PROBLEM DETAILS
Return the full material exactly.

________________________

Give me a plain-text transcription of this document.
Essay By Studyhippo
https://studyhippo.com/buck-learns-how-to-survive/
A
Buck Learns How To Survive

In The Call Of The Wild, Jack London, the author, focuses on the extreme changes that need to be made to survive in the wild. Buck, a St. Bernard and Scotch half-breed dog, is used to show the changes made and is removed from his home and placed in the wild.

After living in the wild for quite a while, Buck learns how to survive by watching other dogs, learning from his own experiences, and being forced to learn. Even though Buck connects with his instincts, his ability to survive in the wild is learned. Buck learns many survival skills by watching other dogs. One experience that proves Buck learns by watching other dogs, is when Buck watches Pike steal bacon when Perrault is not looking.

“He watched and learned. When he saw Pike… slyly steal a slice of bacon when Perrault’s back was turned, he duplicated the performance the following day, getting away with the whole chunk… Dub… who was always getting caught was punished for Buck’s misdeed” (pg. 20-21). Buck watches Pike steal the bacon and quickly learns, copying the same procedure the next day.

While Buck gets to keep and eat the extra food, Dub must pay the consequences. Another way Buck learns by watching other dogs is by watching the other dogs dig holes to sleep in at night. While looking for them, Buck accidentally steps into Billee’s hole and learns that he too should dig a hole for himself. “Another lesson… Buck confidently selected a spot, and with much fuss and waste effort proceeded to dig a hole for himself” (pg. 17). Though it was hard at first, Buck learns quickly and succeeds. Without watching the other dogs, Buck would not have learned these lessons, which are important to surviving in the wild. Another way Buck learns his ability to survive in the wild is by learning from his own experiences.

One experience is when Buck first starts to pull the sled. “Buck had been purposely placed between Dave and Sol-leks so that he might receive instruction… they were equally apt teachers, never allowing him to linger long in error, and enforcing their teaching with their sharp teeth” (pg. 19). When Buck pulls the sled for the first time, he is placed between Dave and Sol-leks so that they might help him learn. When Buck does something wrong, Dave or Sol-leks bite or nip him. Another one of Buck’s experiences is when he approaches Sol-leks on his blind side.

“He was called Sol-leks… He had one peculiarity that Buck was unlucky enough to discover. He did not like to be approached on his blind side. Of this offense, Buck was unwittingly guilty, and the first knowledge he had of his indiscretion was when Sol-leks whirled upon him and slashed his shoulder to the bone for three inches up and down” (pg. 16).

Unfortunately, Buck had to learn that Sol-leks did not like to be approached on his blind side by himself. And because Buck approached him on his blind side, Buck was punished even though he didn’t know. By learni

________________________

THE SOLUTION
Give me a plain-text transcription of this document.
Essay By Studyhippo
https://studyhippo.com/buck-learns-how-to-survive/
A
Buck Learns How To Survive

In The Call Of The Wild, Jack London, the author, focuses on the extreme changes that need to be made to survive in the wild. Buck, a St. Bernard and Scotch half-breed dog, is used to show the changes made and is removed from his home and placed in the wild.

After living in the wild for quite a while, Buck learns how to survive by watching other dogs, learning from his own experiences, and being forced to learn. Even though Buck connects with his instincts, his ability to survive in the wild is learned. Buck learns many survival skills by watching other dogs. One experience that proves Buck learns by watching other dogs, is when Buck watches Pike steal bacon when Perrault is not looking.

“He watched and learned. When he saw Pike… slyly steal a slice of bacon when Perrault’s back was turned, he duplicated the performance the following day, getting away with the whole chunk… Dub… who was always getting caught was punished for Buck’s misdeed” (pg. 20-21). Buck watches Pike steal the bacon and quickly learns, copying the same procedure the next day.

While Buck gets to keep and eat the extra food, Dub must pay the consequences. Another way Buck learns by watching other dogs is by watching the other dogs dig holes to sleep in at night. While looking for them, Buck accidentally steps into Billee’s hole and learns that he too should dig a hole for himself. “Another lesson… Buck confidently selected a spot, and with much fuss and waste effort proceeded to dig a hole for himself” (pg. 17). Though it was hard at first, Buck learns quickly and succeeds. Without watching the other dogs, Buck would not have learned these lessons, which are important to surviving in the wild. Another way Buck learns his ability to survive in the wild is by learning from his own experiences.

One experience is when Buck first starts to pull the sled. “Buck had been purposely placed between Dave and Sol-leks so that he might receive instruction… they were equally apt teachers, never allowing him to linger long in error, and enforcing their teaching with their sharp teeth” (pg. 19). When Buck pulls the sled for the first time, he is placed between Dave and Sol-leks so that they might help him learn. When Buck does something wrong, Dave or Sol-leks bite or nip him. Another one of Buck’s experiences is when he approaches Sol-leks on his blind side.

“He was called Sol-leks… He had one peculiarity that Buck was unlucky enough to discover. He did not like to be approached on his blind side. Of this offense, Buck was unwittingly guilty, and the first knowledge he had of his indiscretion was when Sol-leks whirled upon him and slashed his shoulder to the bone for three inches up and down” (pg. 16).

Unfortunately, Buck had to learn that Sol-leks did not like to be approached on his blind side by himself. And because Buck approached him on his blind side, Buck was punished even though he didn’t know. By learni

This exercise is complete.